** EXERCISE OBJECTIVE **
Sort through the entries below and pull out lines containing the word "LAPACK".

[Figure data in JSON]

-- start --

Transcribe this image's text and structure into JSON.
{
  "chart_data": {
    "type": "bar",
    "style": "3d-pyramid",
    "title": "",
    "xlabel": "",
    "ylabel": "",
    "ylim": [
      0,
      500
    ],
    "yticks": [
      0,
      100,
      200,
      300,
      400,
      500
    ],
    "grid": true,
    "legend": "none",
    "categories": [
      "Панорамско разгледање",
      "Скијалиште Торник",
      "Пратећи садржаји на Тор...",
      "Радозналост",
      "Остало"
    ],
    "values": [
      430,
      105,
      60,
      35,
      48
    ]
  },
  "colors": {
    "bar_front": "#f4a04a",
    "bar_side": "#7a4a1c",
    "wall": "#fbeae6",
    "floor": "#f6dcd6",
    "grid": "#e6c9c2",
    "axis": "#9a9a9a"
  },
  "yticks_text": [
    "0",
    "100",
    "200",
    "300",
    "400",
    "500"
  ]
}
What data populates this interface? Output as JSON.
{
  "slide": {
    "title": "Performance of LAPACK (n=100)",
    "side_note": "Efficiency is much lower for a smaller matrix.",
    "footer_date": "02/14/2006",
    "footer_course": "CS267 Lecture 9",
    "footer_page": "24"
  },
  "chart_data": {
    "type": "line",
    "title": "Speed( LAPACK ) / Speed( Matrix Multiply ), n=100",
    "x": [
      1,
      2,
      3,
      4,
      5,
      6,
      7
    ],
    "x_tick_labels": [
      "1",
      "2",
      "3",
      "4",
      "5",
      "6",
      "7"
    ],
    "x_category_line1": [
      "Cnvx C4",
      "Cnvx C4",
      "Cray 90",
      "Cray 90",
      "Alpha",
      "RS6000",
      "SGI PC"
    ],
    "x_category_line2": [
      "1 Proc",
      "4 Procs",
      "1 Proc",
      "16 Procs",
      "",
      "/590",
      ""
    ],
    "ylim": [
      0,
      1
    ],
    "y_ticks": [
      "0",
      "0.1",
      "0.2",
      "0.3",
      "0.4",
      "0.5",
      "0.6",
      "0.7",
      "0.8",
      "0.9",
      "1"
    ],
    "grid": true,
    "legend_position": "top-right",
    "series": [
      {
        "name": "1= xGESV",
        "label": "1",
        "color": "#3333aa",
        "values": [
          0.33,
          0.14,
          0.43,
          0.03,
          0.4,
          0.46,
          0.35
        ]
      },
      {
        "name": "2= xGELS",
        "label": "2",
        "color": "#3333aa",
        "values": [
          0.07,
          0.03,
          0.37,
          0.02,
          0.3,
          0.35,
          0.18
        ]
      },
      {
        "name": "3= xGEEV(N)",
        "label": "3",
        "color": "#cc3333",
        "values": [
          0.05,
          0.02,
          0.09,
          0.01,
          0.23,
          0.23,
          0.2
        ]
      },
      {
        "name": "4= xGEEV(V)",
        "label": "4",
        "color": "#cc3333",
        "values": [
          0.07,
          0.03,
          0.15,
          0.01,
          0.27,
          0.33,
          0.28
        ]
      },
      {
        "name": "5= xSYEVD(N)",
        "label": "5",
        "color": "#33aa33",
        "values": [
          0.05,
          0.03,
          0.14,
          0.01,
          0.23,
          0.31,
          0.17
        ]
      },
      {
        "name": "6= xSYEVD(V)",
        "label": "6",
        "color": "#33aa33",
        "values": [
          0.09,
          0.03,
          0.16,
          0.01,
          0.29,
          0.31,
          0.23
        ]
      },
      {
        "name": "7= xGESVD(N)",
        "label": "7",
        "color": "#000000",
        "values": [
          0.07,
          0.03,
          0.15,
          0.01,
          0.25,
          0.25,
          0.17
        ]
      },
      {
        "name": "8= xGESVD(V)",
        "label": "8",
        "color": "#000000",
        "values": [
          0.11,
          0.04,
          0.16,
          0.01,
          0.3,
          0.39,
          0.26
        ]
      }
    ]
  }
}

-- end --

** THE OUTPUT **
    "title": "Performance of LAPACK (n=100)",
    "title": "Speed( LAPACK ) / Speed( Matrix Multiply ), n=100",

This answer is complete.